● **DATA ENTRIES**:
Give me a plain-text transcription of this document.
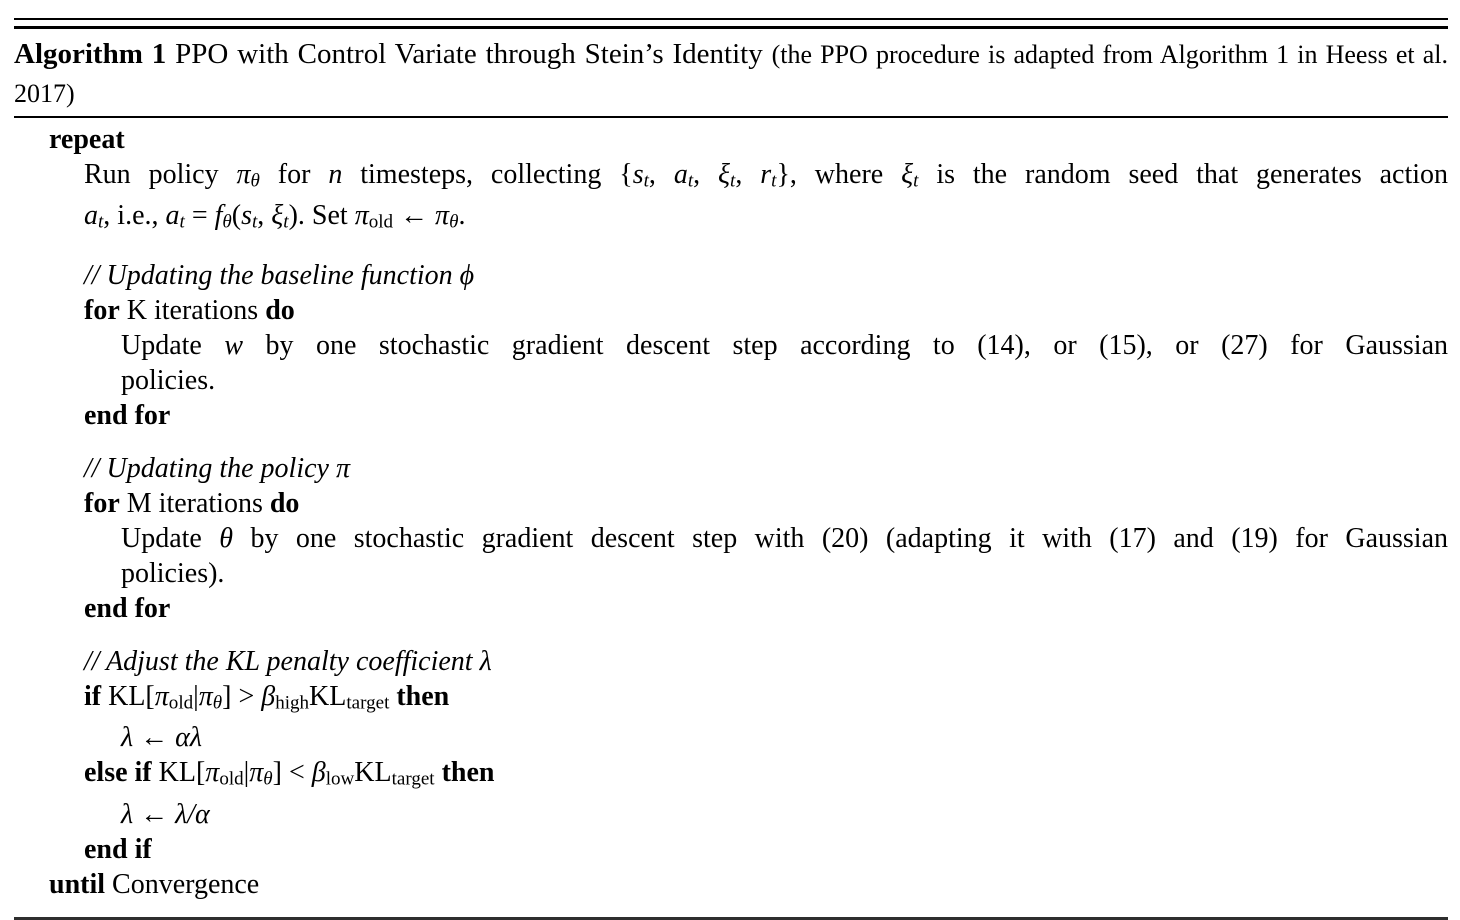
Algorithm 1 PPO with Control Variate through Stein’s Identity (the PPO procedure is adapted from Algorithm 1 in Heess et al. 2017)
repeat
Run policy πθ for n timesteps, collecting {st, at, ξt, rt}, where ξt is the random seed that generates action
at, i.e., at = fθ(st, ξt). Set πold ← πθ.
// Updating the baseline function ϕ
for K iterations do
Update w by one stochastic gradient descent step according to (14), or (15), or (27) for Gaussian
policies.
end for
// Updating the policy π
for M iterations do
Update θ by one stochastic gradient descent step with (20) (adapting it with (17) and (19) for Gaussian
policies).
end for
// Adjust the KL penalty coefficient λ
if KL[πold|πθ] > βhighKLtarget then
λ ← αλ
else if KL[πold|πθ] < βlowKLtarget then
λ ← λ/α
end if
until Convergence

● **INSTRUCTIONS TO FOLLOW**: Word for word, quote the full listing, omitting every picture.

● **RESPONSE TO THE EXERCISE**:
Give me a plain-text transcription of this document.
Algorithm 1 PPO with Control Variate through Stein’s Identity (the PPO procedure is adapted from Algorithm 1 in Heess et al. 2017)
repeat
Run policy πθ for n timesteps, collecting {st, at, ξt, rt}, where ξt is the random seed that generates action
at, i.e., at = fθ(st, ξt). Set πold ← πθ.
// Updating the baseline function ϕ
for K iterations do
Update w by one stochastic gradient descent step according to (14), or (15), or (27) for Gaussian
policies.
end for
// Updating the policy π
for M iterations do
Update θ by one stochastic gradient descent step with (20) (adapting it with (17) and (19) for Gaussian
policies).
end for
// Adjust the KL penalty coefficient λ
if KL[πold|πθ] > βhighKLtarget then
λ ← αλ
else if KL[πold|πθ] < βlowKLtarget then
λ ← λ/α
end if
until Convergence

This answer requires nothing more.